Find how many lines in the data below mention "Allow". Give the number only.
— Start of Data excerpts —
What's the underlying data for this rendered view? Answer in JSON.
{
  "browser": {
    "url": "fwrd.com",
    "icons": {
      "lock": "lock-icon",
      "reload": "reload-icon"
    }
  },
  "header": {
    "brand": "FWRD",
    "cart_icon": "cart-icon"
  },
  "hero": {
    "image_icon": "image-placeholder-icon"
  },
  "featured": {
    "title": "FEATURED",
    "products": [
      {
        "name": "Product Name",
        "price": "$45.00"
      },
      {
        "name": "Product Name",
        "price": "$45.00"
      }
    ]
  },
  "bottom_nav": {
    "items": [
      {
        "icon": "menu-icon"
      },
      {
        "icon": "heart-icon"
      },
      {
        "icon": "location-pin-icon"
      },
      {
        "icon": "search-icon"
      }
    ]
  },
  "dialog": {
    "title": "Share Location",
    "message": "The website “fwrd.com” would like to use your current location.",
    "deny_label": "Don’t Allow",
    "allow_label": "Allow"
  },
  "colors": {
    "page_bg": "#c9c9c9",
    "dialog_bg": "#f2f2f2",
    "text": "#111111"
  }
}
— End of Data excerpts —
Full answer - 2